§ What the task asks: Can you write out all of the material below, word for word?

§ Data provided:
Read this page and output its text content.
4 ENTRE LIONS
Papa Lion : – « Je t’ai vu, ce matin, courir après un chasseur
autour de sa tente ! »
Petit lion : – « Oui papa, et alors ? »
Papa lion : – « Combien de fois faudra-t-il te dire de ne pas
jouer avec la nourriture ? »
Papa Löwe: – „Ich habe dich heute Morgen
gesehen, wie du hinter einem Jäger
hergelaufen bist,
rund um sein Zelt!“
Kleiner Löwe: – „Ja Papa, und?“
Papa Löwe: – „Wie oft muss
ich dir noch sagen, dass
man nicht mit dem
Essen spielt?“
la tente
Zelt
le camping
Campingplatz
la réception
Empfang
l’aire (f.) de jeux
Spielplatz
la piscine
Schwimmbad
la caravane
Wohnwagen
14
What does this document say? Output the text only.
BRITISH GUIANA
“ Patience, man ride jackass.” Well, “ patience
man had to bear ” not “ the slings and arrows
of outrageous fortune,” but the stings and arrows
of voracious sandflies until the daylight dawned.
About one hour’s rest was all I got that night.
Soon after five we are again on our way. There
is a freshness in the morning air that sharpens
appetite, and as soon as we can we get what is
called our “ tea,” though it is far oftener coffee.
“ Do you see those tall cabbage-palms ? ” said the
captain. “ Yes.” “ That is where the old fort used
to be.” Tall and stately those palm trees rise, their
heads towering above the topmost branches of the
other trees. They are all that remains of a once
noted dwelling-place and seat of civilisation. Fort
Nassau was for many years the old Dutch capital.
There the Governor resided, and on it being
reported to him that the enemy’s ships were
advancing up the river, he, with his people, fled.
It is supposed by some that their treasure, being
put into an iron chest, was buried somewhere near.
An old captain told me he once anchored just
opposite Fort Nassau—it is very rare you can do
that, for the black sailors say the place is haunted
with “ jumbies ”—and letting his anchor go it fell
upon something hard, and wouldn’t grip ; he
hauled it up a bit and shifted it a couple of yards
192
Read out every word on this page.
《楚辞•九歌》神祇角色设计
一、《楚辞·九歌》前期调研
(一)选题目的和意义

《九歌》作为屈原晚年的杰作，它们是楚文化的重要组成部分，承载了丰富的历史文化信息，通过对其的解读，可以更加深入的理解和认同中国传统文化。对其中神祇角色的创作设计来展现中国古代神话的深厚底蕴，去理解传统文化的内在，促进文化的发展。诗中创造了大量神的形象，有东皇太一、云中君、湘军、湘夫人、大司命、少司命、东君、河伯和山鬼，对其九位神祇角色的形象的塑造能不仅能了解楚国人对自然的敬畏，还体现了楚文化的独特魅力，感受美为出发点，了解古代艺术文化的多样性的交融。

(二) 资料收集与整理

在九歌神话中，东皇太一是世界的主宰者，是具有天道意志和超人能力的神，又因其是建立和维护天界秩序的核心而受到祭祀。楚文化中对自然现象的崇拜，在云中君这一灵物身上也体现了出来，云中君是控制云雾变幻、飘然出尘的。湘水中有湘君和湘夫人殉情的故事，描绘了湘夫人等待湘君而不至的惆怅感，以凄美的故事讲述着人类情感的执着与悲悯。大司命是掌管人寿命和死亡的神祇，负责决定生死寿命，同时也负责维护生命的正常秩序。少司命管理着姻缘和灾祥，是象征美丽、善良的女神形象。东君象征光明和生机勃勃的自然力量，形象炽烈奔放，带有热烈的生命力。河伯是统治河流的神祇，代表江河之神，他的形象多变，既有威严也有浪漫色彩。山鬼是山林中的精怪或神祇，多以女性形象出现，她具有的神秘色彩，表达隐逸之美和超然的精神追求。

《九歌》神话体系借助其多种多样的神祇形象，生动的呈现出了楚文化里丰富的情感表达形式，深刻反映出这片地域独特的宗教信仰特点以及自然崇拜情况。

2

§ Task answer:
Read this page and output its text content.
4 ENTRE LIONS
Papa Lion : – « Je t’ai vu, ce matin, courir après un chasseur
autour de sa tente ! »
Petit lion : – « Oui papa, et alors ? »
Papa lion : – « Combien de fois faudra-t-il te dire de ne pas
jouer avec la nourriture ? »
Papa Löwe: – „Ich habe dich heute Morgen
gesehen, wie du hinter einem Jäger
hergelaufen bist,
rund um sein Zelt!“
Kleiner Löwe: – „Ja Papa, und?“
Papa Löwe: – „Wie oft muss
ich dir noch sagen, dass
man nicht mit dem
Essen spielt?“
la tente
Zelt
le camping
Campingplatz
la réception
Empfang
l’aire (f.) de jeux
Spielplatz
la piscine
Schwimmbad
la caravane
Wohnwagen
14
What does this document say? Output the text only.
BRITISH GUIANA
“ Patience, man ride jackass.” Well, “ patience
man had to bear ” not “ the slings and arrows
of outrageous fortune,” but the stings and arrows
of voracious sandflies until the daylight dawned.
About one hour’s rest was all I got that night.
Soon after five we are again on our way. There
is a freshness in the morning air that sharpens
appetite, and as soon as we can we get what is
called our “ tea,” though it is far oftener coffee.
“ Do you see those tall cabbage-palms ? ” said the
captain. “ Yes.” “ That is where the old fort used
to be.” Tall and stately those palm trees rise, their
heads towering above the topmost branches of the
other trees. They are all that remains of a once
noted dwelling-place and seat of civilisation. Fort
Nassau was for many years the old Dutch capital.
There the Governor resided, and on it being
reported to him that the enemy’s ships were
advancing up the river, he, with his people, fled.
It is supposed by some that their treasure, being
put into an iron chest, was buried somewhere near.
An old captain told me he once anchored just
opposite Fort Nassau—it is very rare you can do
that, for the black sailors say the place is haunted
with “ jumbies ”—and letting his anchor go it fell
upon something hard, and wouldn’t grip ; he
hauled it up a bit and shifted it a couple of yards
192
Read out every word on this page.
《楚辞•九歌》神祇角色设计
一、《楚辞·九歌》前期调研
(一)选题目的和意义

《九歌》作为屈原晚年的杰作，它们是楚文化的重要组成部分，承载了丰富的历史文化信息，通过对其的解读，可以更加深入的理解和认同中国传统文化。对其中神祇角色的创作设计来展现中国古代神话的深厚底蕴，去理解传统文化的内在，促进文化的发展。诗中创造了大量神的形象，有东皇太一、云中君、湘军、湘夫人、大司命、少司命、东君、河伯和山鬼，对其九位神祇角色的形象的塑造能不仅能了解楚国人对自然的敬畏，还体现了楚文化的独特魅力，感受美为出发点，了解古代艺术文化的多样性的交融。

(二) 资料收集与整理

在九歌神话中，东皇太一是世界的主宰者，是具有天道意志和超人能力的神，又因其是建立和维护天界秩序的核心而受到祭祀。楚文化中对自然现象的崇拜，在云中君这一灵物身上也体现了出来，云中君是控制云雾变幻、飘然出尘的。湘水中有湘君和湘夫人殉情的故事，描绘了湘夫人等待湘君而不至的惆怅感，以凄美的故事讲述着人类情感的执着与悲悯。大司命是掌管人寿命和死亡的神祇，负责决定生死寿命，同时也负责维护生命的正常秩序。少司命管理着姻缘和灾祥，是象征美丽、善良的女神形象。东君象征光明和生机勃勃的自然力量，形象炽烈奔放，带有热烈的生命力。河伯是统治河流的神祇，代表江河之神，他的形象多变，既有威严也有浪漫色彩。山鬼是山林中的精怪或神祇，多以女性形象出现，她具有的神秘色彩，表达隐逸之美和超然的精神追求。

《九歌》神话体系借助其多种多样的神祇形象，生动的呈现出了楚文化里丰富的情感表达形式，深刻反映出这片地域独特的宗教信仰特点以及自然崇拜情况。

2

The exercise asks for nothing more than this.